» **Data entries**
--------------------
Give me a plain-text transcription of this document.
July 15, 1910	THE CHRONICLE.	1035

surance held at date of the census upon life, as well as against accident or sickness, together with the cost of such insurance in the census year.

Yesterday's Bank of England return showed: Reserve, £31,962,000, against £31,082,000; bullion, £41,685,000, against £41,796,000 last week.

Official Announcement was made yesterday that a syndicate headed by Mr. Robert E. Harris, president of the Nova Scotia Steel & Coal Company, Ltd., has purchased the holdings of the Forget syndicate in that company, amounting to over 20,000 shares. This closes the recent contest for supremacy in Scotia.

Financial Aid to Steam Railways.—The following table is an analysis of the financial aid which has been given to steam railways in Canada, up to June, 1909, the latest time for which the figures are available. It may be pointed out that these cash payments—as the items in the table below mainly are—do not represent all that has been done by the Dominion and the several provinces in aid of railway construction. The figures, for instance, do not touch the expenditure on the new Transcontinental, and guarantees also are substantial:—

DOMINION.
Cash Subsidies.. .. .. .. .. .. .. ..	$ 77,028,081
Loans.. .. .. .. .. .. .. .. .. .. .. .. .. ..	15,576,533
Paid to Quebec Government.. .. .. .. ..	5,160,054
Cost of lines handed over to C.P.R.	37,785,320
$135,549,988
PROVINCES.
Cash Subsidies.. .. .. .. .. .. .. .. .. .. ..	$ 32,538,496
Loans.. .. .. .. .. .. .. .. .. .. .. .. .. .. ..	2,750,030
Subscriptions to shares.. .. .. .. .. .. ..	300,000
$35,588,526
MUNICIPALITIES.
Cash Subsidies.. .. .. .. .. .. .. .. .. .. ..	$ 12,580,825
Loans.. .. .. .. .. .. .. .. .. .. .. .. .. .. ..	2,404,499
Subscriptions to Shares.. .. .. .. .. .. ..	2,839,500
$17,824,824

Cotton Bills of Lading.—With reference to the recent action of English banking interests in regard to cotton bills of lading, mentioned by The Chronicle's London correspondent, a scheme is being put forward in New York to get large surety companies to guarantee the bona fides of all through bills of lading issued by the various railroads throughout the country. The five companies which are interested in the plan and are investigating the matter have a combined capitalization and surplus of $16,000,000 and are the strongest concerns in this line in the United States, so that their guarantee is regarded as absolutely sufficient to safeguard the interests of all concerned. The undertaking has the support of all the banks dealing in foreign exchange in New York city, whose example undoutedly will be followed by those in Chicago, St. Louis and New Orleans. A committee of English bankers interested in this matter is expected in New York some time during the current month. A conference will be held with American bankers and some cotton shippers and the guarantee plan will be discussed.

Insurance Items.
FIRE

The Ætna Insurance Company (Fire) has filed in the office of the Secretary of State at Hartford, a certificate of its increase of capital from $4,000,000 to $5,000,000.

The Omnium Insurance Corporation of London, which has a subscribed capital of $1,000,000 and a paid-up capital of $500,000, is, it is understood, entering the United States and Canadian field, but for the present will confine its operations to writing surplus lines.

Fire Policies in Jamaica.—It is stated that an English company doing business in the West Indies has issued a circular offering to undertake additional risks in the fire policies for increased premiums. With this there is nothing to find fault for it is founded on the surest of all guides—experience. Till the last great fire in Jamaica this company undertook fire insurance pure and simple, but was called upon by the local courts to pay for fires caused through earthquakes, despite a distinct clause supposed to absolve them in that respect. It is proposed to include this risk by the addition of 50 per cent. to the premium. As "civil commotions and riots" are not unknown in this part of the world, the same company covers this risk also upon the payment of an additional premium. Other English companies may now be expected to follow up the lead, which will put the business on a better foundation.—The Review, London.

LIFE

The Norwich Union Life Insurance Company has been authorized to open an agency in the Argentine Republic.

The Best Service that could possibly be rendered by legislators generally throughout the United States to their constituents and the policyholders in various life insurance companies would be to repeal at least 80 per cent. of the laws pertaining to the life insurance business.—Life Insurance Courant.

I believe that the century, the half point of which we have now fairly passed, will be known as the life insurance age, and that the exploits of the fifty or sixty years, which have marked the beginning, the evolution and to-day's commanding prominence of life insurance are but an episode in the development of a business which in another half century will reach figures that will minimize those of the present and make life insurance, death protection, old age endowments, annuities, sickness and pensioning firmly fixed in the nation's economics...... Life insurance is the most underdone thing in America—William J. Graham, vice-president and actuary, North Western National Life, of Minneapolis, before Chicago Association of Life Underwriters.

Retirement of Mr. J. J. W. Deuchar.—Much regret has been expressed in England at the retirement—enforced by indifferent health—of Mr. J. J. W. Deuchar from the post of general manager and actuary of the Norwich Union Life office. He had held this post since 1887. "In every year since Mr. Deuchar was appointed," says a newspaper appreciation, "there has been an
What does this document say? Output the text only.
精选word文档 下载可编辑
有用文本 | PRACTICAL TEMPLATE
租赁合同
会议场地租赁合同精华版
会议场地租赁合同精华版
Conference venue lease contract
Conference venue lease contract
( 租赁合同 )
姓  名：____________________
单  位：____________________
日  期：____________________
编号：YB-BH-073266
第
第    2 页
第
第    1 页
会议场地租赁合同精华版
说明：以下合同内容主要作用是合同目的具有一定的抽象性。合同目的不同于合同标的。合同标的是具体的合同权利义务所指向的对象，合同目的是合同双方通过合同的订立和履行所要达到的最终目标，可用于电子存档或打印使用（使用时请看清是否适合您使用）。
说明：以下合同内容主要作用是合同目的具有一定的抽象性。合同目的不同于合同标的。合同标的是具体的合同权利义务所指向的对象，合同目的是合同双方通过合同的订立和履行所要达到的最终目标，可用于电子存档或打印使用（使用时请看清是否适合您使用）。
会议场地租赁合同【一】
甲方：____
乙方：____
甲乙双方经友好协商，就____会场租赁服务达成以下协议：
--------------------
» **What needs to be done**
Quote every record above exactly.

» **Completed exercise**
Give me a plain-text transcription of this document.
July 15, 1910	THE CHRONICLE.	1035

surance held at date of the census upon life, as well as against accident or sickness, together with the cost of such insurance in the census year.

Yesterday's Bank of England return showed: Reserve, £31,962,000, against £31,082,000; bullion, £41,685,000, against £41,796,000 last week.

Official Announcement was made yesterday that a syndicate headed by Mr. Robert E. Harris, president of the Nova Scotia Steel & Coal Company, Ltd., has purchased the holdings of the Forget syndicate in that company, amounting to over 20,000 shares. This closes the recent contest for supremacy in Scotia.

Financial Aid to Steam Railways.—The following table is an analysis of the financial aid which has been given to steam railways in Canada, up to June, 1909, the latest time for which the figures are available. It may be pointed out that these cash payments—as the items in the table below mainly are—do not represent all that has been done by the Dominion and the several provinces in aid of railway construction. The figures, for instance, do not touch the expenditure on the new Transcontinental, and guarantees also are substantial:—

DOMINION.
Cash Subsidies.. .. .. .. .. .. .. ..	$ 77,028,081
Loans.. .. .. .. .. .. .. .. .. .. .. .. .. ..	15,576,533
Paid to Quebec Government.. .. .. .. ..	5,160,054
Cost of lines handed over to C.P.R.	37,785,320
$135,549,988
PROVINCES.
Cash Subsidies.. .. .. .. .. .. .. .. .. .. ..	$ 32,538,496
Loans.. .. .. .. .. .. .. .. .. .. .. .. .. .. ..	2,750,030
Subscriptions to shares.. .. .. .. .. .. ..	300,000
$35,588,526
MUNICIPALITIES.
Cash Subsidies.. .. .. .. .. .. .. .. .. .. ..	$ 12,580,825
Loans.. .. .. .. .. .. .. .. .. .. .. .. .. .. ..	2,404,499
Subscriptions to Shares.. .. .. .. .. .. ..	2,839,500
$17,824,824

Cotton Bills of Lading.—With reference to the recent action of English banking interests in regard to cotton bills of lading, mentioned by The Chronicle's London correspondent, a scheme is being put forward in New York to get large surety companies to guarantee the bona fides of all through bills of lading issued by the various railroads throughout the country. The five companies which are interested in the plan and are investigating the matter have a combined capitalization and surplus of $16,000,000 and are the strongest concerns in this line in the United States, so that their guarantee is regarded as absolutely sufficient to safeguard the interests of all concerned. The undertaking has the support of all the banks dealing in foreign exchange in New York city, whose example undoutedly will be followed by those in Chicago, St. Louis and New Orleans. A committee of English bankers interested in this matter is expected in New York some time during the current month. A conference will be held with American bankers and some cotton shippers and the guarantee plan will be discussed.

Insurance Items.
FIRE

The Ætna Insurance Company (Fire) has filed in the office of the Secretary of State at Hartford, a certificate of its increase of capital from $4,000,000 to $5,000,000.

The Omnium Insurance Corporation of London, which has a subscribed capital of $1,000,000 and a paid-up capital of $500,000, is, it is understood, entering the United States and Canadian field, but for the present will confine its operations to writing surplus lines.

Fire Policies in Jamaica.—It is stated that an English company doing business in the West Indies has issued a circular offering to undertake additional risks in the fire policies for increased premiums. With this there is nothing to find fault for it is founded on the surest of all guides—experience. Till the last great fire in Jamaica this company undertook fire insurance pure and simple, but was called upon by the local courts to pay for fires caused through earthquakes, despite a distinct clause supposed to absolve them in that respect. It is proposed to include this risk by the addition of 50 per cent. to the premium. As "civil commotions and riots" are not unknown in this part of the world, the same company covers this risk also upon the payment of an additional premium. Other English companies may now be expected to follow up the lead, which will put the business on a better foundation.—The Review, London.

LIFE

The Norwich Union Life Insurance Company has been authorized to open an agency in the Argentine Republic.

The Best Service that could possibly be rendered by legislators generally throughout the United States to their constituents and the policyholders in various life insurance companies would be to repeal at least 80 per cent. of the laws pertaining to the life insurance business.—Life Insurance Courant.

I believe that the century, the half point of which we have now fairly passed, will be known as the life insurance age, and that the exploits of the fifty or sixty years, which have marked the beginning, the evolution and to-day's commanding prominence of life insurance are but an episode in the development of a business which in another half century will reach figures that will minimize those of the present and make life insurance, death protection, old age endowments, annuities, sickness and pensioning firmly fixed in the nation's economics...... Life insurance is the most underdone thing in America—William J. Graham, vice-president and actuary, North Western National Life, of Minneapolis, before Chicago Association of Life Underwriters.

Retirement of Mr. J. J. W. Deuchar.—Much regret has been expressed in England at the retirement—enforced by indifferent health—of Mr. J. J. W. Deuchar from the post of general manager and actuary of the Norwich Union Life office. He had held this post since 1887. "In every year since Mr. Deuchar was appointed," says a newspaper appreciation, "there has been an
What does this document say? Output the text only.
精选word文档 下载可编辑
有用文本 | PRACTICAL TEMPLATE
租赁合同
会议场地租赁合同精华版
会议场地租赁合同精华版
Conference venue lease contract
Conference venue lease contract
( 租赁合同 )
姓  名：____________________
单  位：____________________
日  期：____________________
编号：YB-BH-073266
第
第    2 页
第
第    1 页
会议场地租赁合同精华版
说明：以下合同内容主要作用是合同目的具有一定的抽象性。合同目的不同于合同标的。合同标的是具体的合同权利义务所指向的对象，合同目的是合同双方通过合同的订立和履行所要达到的最终目标，可用于电子存档或打印使用（使用时请看清是否适合您使用）。
说明：以下合同内容主要作用是合同目的具有一定的抽象性。合同目的不同于合同标的。合同标的是具体的合同权利义务所指向的对象，合同目的是合同双方通过合同的订立和履行所要达到的最终目标，可用于电子存档或打印使用（使用时请看清是否适合您使用）。
会议场地租赁合同【一】
甲方：____
乙方：____
甲乙双方经友好协商，就____会场租赁服务达成以下协议：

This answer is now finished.